- **Objective**: Retype the records below exactly as they appear.

- **Data shown**:
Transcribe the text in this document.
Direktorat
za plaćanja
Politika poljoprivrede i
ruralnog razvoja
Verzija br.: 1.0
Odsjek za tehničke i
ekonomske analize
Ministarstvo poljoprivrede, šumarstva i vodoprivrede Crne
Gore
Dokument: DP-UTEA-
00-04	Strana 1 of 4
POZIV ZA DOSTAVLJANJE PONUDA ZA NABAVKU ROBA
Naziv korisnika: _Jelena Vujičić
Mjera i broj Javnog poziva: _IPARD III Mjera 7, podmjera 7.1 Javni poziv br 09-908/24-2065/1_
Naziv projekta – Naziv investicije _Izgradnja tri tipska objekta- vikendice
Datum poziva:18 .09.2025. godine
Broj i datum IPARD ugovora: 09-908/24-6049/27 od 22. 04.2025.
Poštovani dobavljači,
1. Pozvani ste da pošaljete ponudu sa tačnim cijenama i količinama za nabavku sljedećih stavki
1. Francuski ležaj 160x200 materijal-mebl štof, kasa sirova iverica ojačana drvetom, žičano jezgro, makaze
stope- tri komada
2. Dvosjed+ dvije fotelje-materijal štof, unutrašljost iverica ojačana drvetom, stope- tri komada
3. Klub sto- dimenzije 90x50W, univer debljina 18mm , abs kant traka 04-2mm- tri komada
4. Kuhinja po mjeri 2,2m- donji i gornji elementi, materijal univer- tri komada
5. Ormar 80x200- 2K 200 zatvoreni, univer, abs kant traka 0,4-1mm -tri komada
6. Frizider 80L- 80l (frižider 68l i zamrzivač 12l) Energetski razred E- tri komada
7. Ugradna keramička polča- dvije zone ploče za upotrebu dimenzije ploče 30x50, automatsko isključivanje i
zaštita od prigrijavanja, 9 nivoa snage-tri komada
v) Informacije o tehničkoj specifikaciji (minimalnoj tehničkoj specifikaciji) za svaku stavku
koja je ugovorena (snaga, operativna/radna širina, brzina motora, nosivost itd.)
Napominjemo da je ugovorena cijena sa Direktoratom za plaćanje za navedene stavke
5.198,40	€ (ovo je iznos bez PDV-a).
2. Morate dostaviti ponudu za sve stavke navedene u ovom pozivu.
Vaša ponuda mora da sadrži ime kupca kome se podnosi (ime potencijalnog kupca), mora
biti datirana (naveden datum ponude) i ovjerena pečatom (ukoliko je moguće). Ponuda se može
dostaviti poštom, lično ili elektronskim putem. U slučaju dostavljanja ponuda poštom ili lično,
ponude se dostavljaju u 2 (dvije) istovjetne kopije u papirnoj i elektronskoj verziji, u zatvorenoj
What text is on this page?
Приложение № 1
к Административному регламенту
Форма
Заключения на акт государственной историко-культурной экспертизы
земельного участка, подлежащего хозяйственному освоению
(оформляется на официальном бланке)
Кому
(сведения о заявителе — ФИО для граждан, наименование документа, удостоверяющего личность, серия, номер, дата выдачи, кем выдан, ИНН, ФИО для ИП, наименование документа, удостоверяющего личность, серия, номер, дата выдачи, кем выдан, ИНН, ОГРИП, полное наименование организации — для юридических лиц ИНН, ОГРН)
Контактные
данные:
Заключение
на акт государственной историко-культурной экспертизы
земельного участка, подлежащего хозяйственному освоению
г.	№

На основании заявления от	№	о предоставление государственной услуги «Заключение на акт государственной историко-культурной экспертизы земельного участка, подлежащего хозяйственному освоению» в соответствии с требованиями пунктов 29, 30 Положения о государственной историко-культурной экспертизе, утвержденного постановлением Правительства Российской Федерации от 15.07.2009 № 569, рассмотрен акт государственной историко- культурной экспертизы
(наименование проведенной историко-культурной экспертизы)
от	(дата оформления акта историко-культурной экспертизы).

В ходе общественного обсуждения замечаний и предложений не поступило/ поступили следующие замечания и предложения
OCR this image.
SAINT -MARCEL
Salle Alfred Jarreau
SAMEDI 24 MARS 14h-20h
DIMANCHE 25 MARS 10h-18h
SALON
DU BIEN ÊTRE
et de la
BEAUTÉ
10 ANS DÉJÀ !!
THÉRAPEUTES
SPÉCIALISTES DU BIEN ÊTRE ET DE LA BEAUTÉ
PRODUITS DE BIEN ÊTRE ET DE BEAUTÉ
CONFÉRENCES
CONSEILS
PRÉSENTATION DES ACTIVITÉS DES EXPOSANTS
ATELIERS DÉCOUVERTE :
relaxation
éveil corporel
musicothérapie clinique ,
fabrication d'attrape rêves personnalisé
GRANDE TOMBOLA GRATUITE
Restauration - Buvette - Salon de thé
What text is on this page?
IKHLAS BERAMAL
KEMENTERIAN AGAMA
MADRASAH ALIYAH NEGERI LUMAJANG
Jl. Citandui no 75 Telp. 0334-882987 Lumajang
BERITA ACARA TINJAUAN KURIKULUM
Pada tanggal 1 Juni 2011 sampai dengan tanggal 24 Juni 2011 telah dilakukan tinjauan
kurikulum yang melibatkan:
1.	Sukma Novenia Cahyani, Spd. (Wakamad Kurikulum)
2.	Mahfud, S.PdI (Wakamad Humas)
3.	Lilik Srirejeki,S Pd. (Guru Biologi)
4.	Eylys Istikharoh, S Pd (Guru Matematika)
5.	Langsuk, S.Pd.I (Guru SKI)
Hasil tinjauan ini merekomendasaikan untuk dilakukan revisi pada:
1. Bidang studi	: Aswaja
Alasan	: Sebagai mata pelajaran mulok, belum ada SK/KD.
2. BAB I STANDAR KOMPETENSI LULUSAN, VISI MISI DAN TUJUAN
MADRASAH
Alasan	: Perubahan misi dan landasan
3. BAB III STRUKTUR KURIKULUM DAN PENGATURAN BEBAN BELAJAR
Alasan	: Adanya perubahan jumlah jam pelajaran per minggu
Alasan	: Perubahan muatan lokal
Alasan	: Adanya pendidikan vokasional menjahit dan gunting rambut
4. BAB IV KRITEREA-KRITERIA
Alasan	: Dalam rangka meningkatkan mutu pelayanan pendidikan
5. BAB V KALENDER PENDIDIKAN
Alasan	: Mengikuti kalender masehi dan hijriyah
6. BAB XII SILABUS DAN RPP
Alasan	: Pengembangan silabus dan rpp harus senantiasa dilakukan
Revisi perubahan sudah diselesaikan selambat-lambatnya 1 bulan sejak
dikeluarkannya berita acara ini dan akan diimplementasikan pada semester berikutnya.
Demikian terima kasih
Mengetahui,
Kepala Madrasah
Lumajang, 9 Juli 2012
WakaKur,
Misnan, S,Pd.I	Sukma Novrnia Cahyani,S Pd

- **Solved exercise**:
Transcribe the text in this document.
Direktorat
za plaćanja
Politika poljoprivrede i
ruralnog razvoja
Verzija br.: 1.0
Odsjek za tehničke i
ekonomske analize
Ministarstvo poljoprivrede, šumarstva i vodoprivrede Crne
Gore
Dokument: DP-UTEA-
00-04	Strana 1 of 4
POZIV ZA DOSTAVLJANJE PONUDA ZA NABAVKU ROBA
Naziv korisnika: _Jelena Vujičić
Mjera i broj Javnog poziva: _IPARD III Mjera 7, podmjera 7.1 Javni poziv br 09-908/24-2065/1_
Naziv projekta – Naziv investicije _Izgradnja tri tipska objekta- vikendice
Datum poziva:18 .09.2025. godine
Broj i datum IPARD ugovora: 09-908/24-6049/27 od 22. 04.2025.
Poštovani dobavljači,
1. Pozvani ste da pošaljete ponudu sa tačnim cijenama i količinama za nabavku sljedećih stavki
1. Francuski ležaj 160x200 materijal-mebl štof, kasa sirova iverica ojačana drvetom, žičano jezgro, makaze
stope- tri komada
2. Dvosjed+ dvije fotelje-materijal štof, unutrašljost iverica ojačana drvetom, stope- tri komada
3. Klub sto- dimenzije 90x50W, univer debljina 18mm , abs kant traka 04-2mm- tri komada
4. Kuhinja po mjeri 2,2m- donji i gornji elementi, materijal univer- tri komada
5. Ormar 80x200- 2K 200 zatvoreni, univer, abs kant traka 0,4-1mm -tri komada
6. Frizider 80L- 80l (frižider 68l i zamrzivač 12l) Energetski razred E- tri komada
7. Ugradna keramička polča- dvije zone ploče za upotrebu dimenzije ploče 30x50, automatsko isključivanje i
zaštita od prigrijavanja, 9 nivoa snage-tri komada
v) Informacije o tehničkoj specifikaciji (minimalnoj tehničkoj specifikaciji) za svaku stavku
koja je ugovorena (snaga, operativna/radna širina, brzina motora, nosivost itd.)
Napominjemo da je ugovorena cijena sa Direktoratom za plaćanje za navedene stavke
5.198,40	€ (ovo je iznos bez PDV-a).
2. Morate dostaviti ponudu za sve stavke navedene u ovom pozivu.
Vaša ponuda mora da sadrži ime kupca kome se podnosi (ime potencijalnog kupca), mora
biti datirana (naveden datum ponude) i ovjerena pečatom (ukoliko je moguće). Ponuda se može
dostaviti poštom, lično ili elektronskim putem. U slučaju dostavljanja ponuda poštom ili lično,
ponude se dostavljaju u 2 (dvije) istovjetne kopije u papirnoj i elektronskoj verziji, u zatvorenoj
What text is on this page?
Приложение № 1
к Административному регламенту
Форма
Заключения на акт государственной историко-культурной экспертизы
земельного участка, подлежащего хозяйственному освоению
(оформляется на официальном бланке)
Кому
(сведения о заявителе — ФИО для граждан, наименование документа, удостоверяющего личность, серия, номер, дата выдачи, кем выдан, ИНН, ФИО для ИП, наименование документа, удостоверяющего личность, серия, номер, дата выдачи, кем выдан, ИНН, ОГРИП, полное наименование организации — для юридических лиц ИНН, ОГРН)
Контактные
данные:
Заключение
на акт государственной историко-культурной экспертизы
земельного участка, подлежащего хозяйственному освоению
г.	№

На основании заявления от	№	о предоставление государственной услуги «Заключение на акт государственной историко-культурной экспертизы земельного участка, подлежащего хозяйственному освоению» в соответствии с требованиями пунктов 29, 30 Положения о государственной историко-культурной экспертизе, утвержденного постановлением Правительства Российской Федерации от 15.07.2009 № 569, рассмотрен акт государственной историко- культурной экспертизы
(наименование проведенной историко-культурной экспертизы)
от	(дата оформления акта историко-культурной экспертизы).

В ходе общественного обсуждения замечаний и предложений не поступило/ поступили следующие замечания и предложения
OCR this image.
SAINT -MARCEL
Salle Alfred Jarreau
SAMEDI 24 MARS 14h-20h
DIMANCHE 25 MARS 10h-18h
SALON
DU BIEN ÊTRE
et de la
BEAUTÉ
10 ANS DÉJÀ !!
THÉRAPEUTES
SPÉCIALISTES DU BIEN ÊTRE ET DE LA BEAUTÉ
PRODUITS DE BIEN ÊTRE ET DE BEAUTÉ
CONFÉRENCES
CONSEILS
PRÉSENTATION DES ACTIVITÉS DES EXPOSANTS
ATELIERS DÉCOUVERTE :
relaxation
éveil corporel
musicothérapie clinique ,
fabrication d'attrape rêves personnalisé
GRANDE TOMBOLA GRATUITE
Restauration - Buvette - Salon de thé
What text is on this page?
IKHLAS BERAMAL
KEMENTERIAN AGAMA
MADRASAH ALIYAH NEGERI LUMAJANG
Jl. Citandui no 75 Telp. 0334-882987 Lumajang
BERITA ACARA TINJAUAN KURIKULUM
Pada tanggal 1 Juni 2011 sampai dengan tanggal 24 Juni 2011 telah dilakukan tinjauan
kurikulum yang melibatkan:
1.	Sukma Novenia Cahyani, Spd. (Wakamad Kurikulum)
2.	Mahfud, S.PdI (Wakamad Humas)
3.	Lilik Srirejeki,S Pd. (Guru Biologi)
4.	Eylys Istikharoh, S Pd (Guru Matematika)
5.	Langsuk, S.Pd.I (Guru SKI)
Hasil tinjauan ini merekomendasaikan untuk dilakukan revisi pada:
1. Bidang studi	: Aswaja
Alasan	: Sebagai mata pelajaran mulok, belum ada SK/KD.
2. BAB I STANDAR KOMPETENSI LULUSAN, VISI MISI DAN TUJUAN
MADRASAH
Alasan	: Perubahan misi dan landasan
3. BAB III STRUKTUR KURIKULUM DAN PENGATURAN BEBAN BELAJAR
Alasan	: Adanya perubahan jumlah jam pelajaran per minggu
Alasan	: Perubahan muatan lokal
Alasan	: Adanya pendidikan vokasional menjahit dan gunting rambut
4. BAB IV KRITEREA-KRITERIA
Alasan	: Dalam rangka meningkatkan mutu pelayanan pendidikan
5. BAB V KALENDER PENDIDIKAN
Alasan	: Mengikuti kalender masehi dan hijriyah
6. BAB XII SILABUS DAN RPP
Alasan	: Pengembangan silabus dan rpp harus senantiasa dilakukan
Revisi perubahan sudah diselesaikan selambat-lambatnya 1 bulan sejak
dikeluarkannya berita acara ini dan akan diimplementasikan pada semester berikutnya.
Demikian terima kasih
Mengetahui,
Kepala Madrasah
Lumajang, 9 Juli 2012
WakaKur,
Misnan, S,Pd.I	Sukma Novrnia Cahyani,S Pd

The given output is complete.